- **Given problem**:
Below are the records; locate each line with the word "text" and copy it.

- **Material supplied**:
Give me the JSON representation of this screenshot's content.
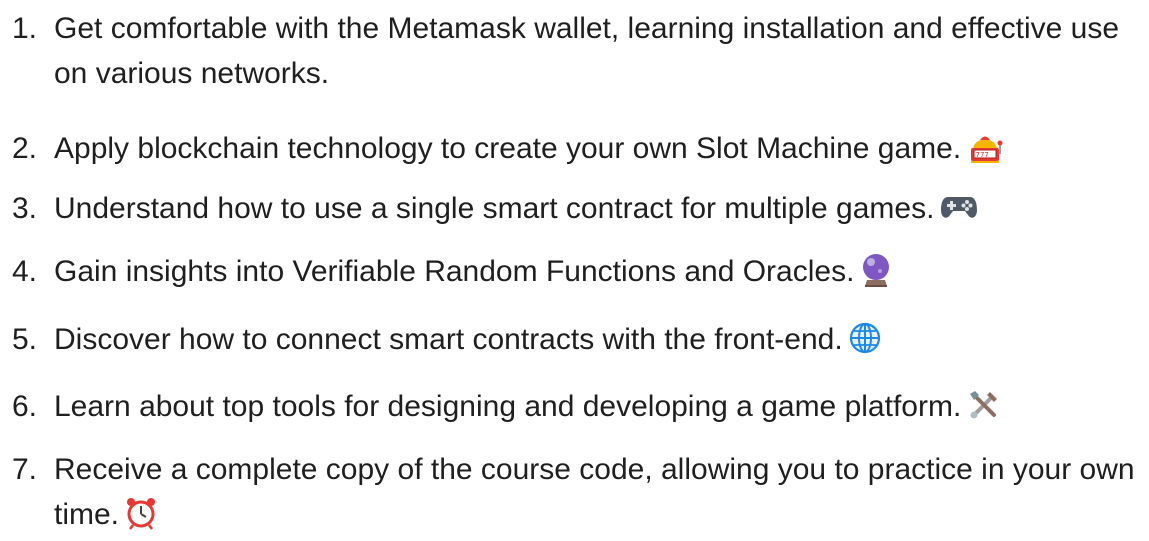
{
  "items": [
    {
      "number": "1.",
      "text": "Get comfortable with the Metamask wallet, learning installation and effective use on various networks.",
      "emoji": ""
    },
    {
      "number": "2.",
      "text": "Apply blockchain technology to create your own Slot Machine game.",
      "emoji": "slot-machine-icon"
    },
    {
      "number": "3.",
      "text": "Understand how to use a single smart contract for multiple games.",
      "emoji": "game-controller-icon"
    },
    {
      "number": "4.",
      "text": "Gain insights into Verifiable Random Functions and Oracles.",
      "emoji": "crystal-ball-icon"
    },
    {
      "number": "5.",
      "text": "Discover how to connect smart contracts with the front-end.",
      "emoji": "globe-icon"
    },
    {
      "number": "6.",
      "text": "Learn about top tools for designing and developing a game platform.",
      "emoji": "hammer-wrench-icon"
    },
    {
      "number": "7.",
      "text": "Receive a complete copy of the course code, allowing you to practice in your own time.",
      "emoji": "alarm-clock-icon"
    }
  ]
}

- **Solution to this problem**:
      "text": "Get comfortable with the Metamask wallet, learning installation and effective use on various networks.",
      "text": "Apply blockchain technology to create your own Slot Machine game.",
      "text": "Understand how to use a single smart contract for multiple games.",
      "text": "Gain insights into Verifiable Random Functions and Oracles.",
      "text": "Discover how to connect smart contracts with the front-end.",
      "text": "Learn about top tools for designing and developing a game platform.",
      "text": "Receive a complete copy of the course code, allowing you to practice in your own time.",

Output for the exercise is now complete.